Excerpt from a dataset
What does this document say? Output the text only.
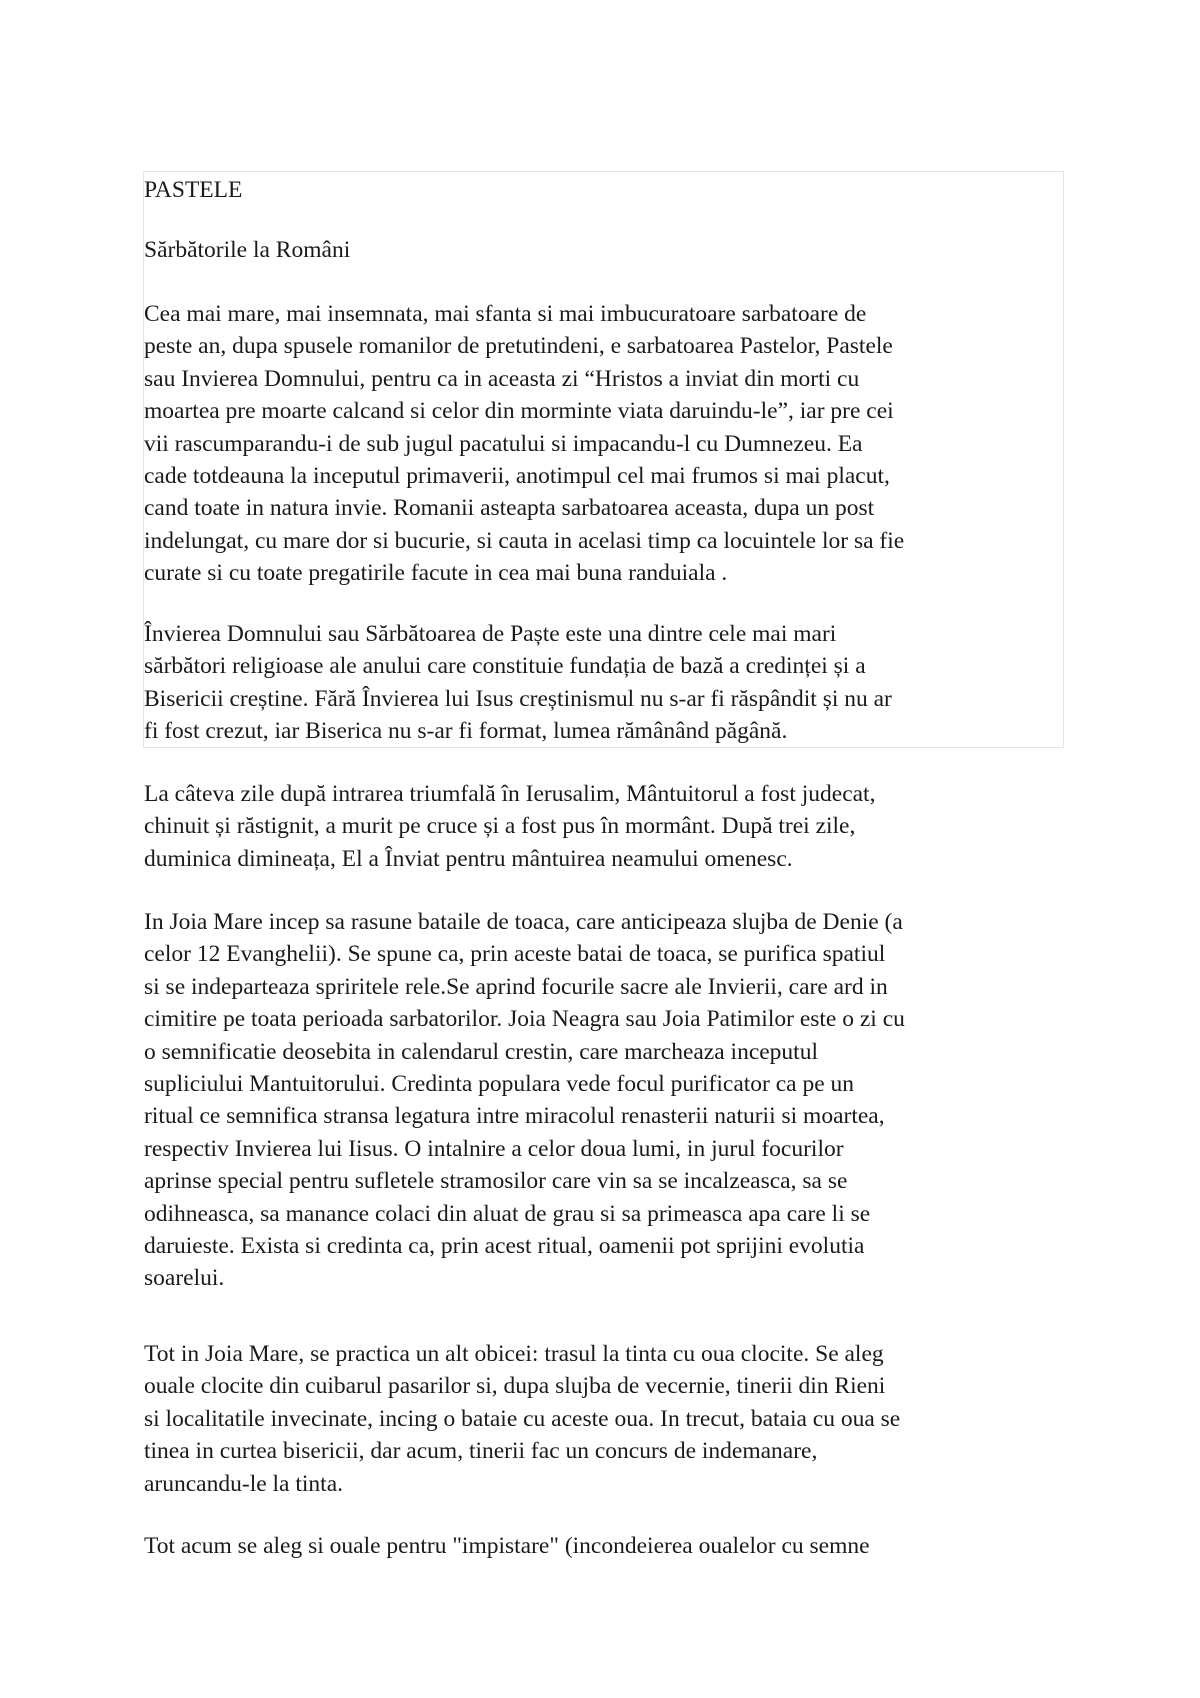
PASTELE

Sărbătorile la Români

Cea mai mare, mai insemnata, mai sfanta si mai imbucuratoare sarbatoare de
peste an, dupa spusele romanilor de pretutindeni, e sarbatoarea Pastelor, Pastele
sau Invierea Domnului, pentru ca in aceasta zi “Hristos a inviat din morti cu
moartea pre moarte calcand si celor din morminte viata daruindu-le”, iar pre cei
vii rascumparandu-i de sub jugul pacatului si impacandu-l cu Dumnezeu. Ea
cade totdeauna la inceputul primaverii, anotimpul cel mai frumos si mai placut,
cand toate in natura invie. Romanii asteapta sarbatoarea aceasta, dupa un post
indelungat, cu mare dor si bucurie, si cauta in acelasi timp ca locuintele lor sa fie
curate si cu toate pregatirile facute in cea mai buna randuiala .

Învierea Domnului sau Sărbătoarea de Paște este una dintre cele mai mari
sărbători religioase ale anului care constituie fundația de bază a credinței și a
Bisericii creștine. Fără Învierea lui Isus creștinismul nu s-ar fi răspândit și nu ar
fi fost crezut, iar Biserica nu s-ar fi format, lumea rămânând păgână.

La câteva zile după intrarea triumfală în Ierusalim, Mântuitorul a fost judecat,
chinuit și răstignit, a murit pe cruce și a fost pus în mormânt. După trei zile,
duminica dimineața, El a Înviat pentru mântuirea neamului omenesc.

In Joia Mare incep sa rasune bataile de toaca, care anticipeaza slujba de Denie (a
celor 12 Evanghelii). Se spune ca, prin aceste batai de toaca, se purifica spatiul
si se indeparteaza spriritele rele.Se aprind focurile sacre ale Invierii, care ard in
cimitire pe toata perioada sarbatorilor. Joia Neagra sau Joia Patimilor este o zi cu
o semnificatie deosebita in calendarul crestin, care marcheaza inceputul
supliciului Mantuitorului. Credinta populara vede focul purificator ca pe un
ritual ce semnifica stransa legatura intre miracolul renasterii naturii si moartea,
respectiv Invierea lui Iisus. O intalnire a celor doua lumi, in jurul focurilor
aprinse special pentru sufletele stramosilor care vin sa se incalzeasca, sa se
odihneasca, sa manance colaci din aluat de grau si sa primeasca apa care li se
daruieste. Exista si credinta ca, prin acest ritual, oamenii pot sprijini evolutia
soarelui.

Tot in Joia Mare, se practica un alt obicei: trasul la tinta cu oua clocite. Se aleg
ouale clocite din cuibarul pasarilor si, dupa slujba de vecernie, tinerii din Rieni
si localitatile invecinate, incing o bataie cu aceste oua. In trecut, bataia cu oua se
tinea in curtea bisericii, dar acum, tinerii fac un concurs de indemanare,
aruncandu-le la tinta.

Tot acum se aleg si ouale pentru "impistare" (incondeierea oualelor cu semne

# [Given instruction]
Omit the pictures and give the material again, exactly and in full.

# [Result of this exercise]
What does this document say? Output the text only.
PASTELE

Sărbătorile la Români

Cea mai mare, mai insemnata, mai sfanta si mai imbucuratoare sarbatoare de
peste an, dupa spusele romanilor de pretutindeni, e sarbatoarea Pastelor, Pastele
sau Invierea Domnului, pentru ca in aceasta zi “Hristos a inviat din morti cu
moartea pre moarte calcand si celor din morminte viata daruindu-le”, iar pre cei
vii rascumparandu-i de sub jugul pacatului si impacandu-l cu Dumnezeu. Ea
cade totdeauna la inceputul primaverii, anotimpul cel mai frumos si mai placut,
cand toate in natura invie. Romanii asteapta sarbatoarea aceasta, dupa un post
indelungat, cu mare dor si bucurie, si cauta in acelasi timp ca locuintele lor sa fie
curate si cu toate pregatirile facute in cea mai buna randuiala .

Învierea Domnului sau Sărbătoarea de Paște este una dintre cele mai mari
sărbători religioase ale anului care constituie fundația de bază a credinței și a
Bisericii creștine. Fără Învierea lui Isus creștinismul nu s-ar fi răspândit și nu ar
fi fost crezut, iar Biserica nu s-ar fi format, lumea rămânând păgână.

La câteva zile după intrarea triumfală în Ierusalim, Mântuitorul a fost judecat,
chinuit și răstignit, a murit pe cruce și a fost pus în mormânt. După trei zile,
duminica dimineața, El a Înviat pentru mântuirea neamului omenesc.

In Joia Mare incep sa rasune bataile de toaca, care anticipeaza slujba de Denie (a
celor 12 Evanghelii). Se spune ca, prin aceste batai de toaca, se purifica spatiul
si se indeparteaza spriritele rele.Se aprind focurile sacre ale Invierii, care ard in
cimitire pe toata perioada sarbatorilor. Joia Neagra sau Joia Patimilor este o zi cu
o semnificatie deosebita in calendarul crestin, care marcheaza inceputul
supliciului Mantuitorului. Credinta populara vede focul purificator ca pe un
ritual ce semnifica stransa legatura intre miracolul renasterii naturii si moartea,
respectiv Invierea lui Iisus. O intalnire a celor doua lumi, in jurul focurilor
aprinse special pentru sufletele stramosilor care vin sa se incalzeasca, sa se
odihneasca, sa manance colaci din aluat de grau si sa primeasca apa care li se
daruieste. Exista si credinta ca, prin acest ritual, oamenii pot sprijini evolutia
soarelui.

Tot in Joia Mare, se practica un alt obicei: trasul la tinta cu oua clocite. Se aleg
ouale clocite din cuibarul pasarilor si, dupa slujba de vecernie, tinerii din Rieni
si localitatile invecinate, incing o bataie cu aceste oua. In trecut, bataia cu oua se
tinea in curtea bisericii, dar acum, tinerii fac un concurs de indemanare,
aruncandu-le la tinta.

Tot acum se aleg si ouale pentru "impistare" (incondeierea oualelor cu semne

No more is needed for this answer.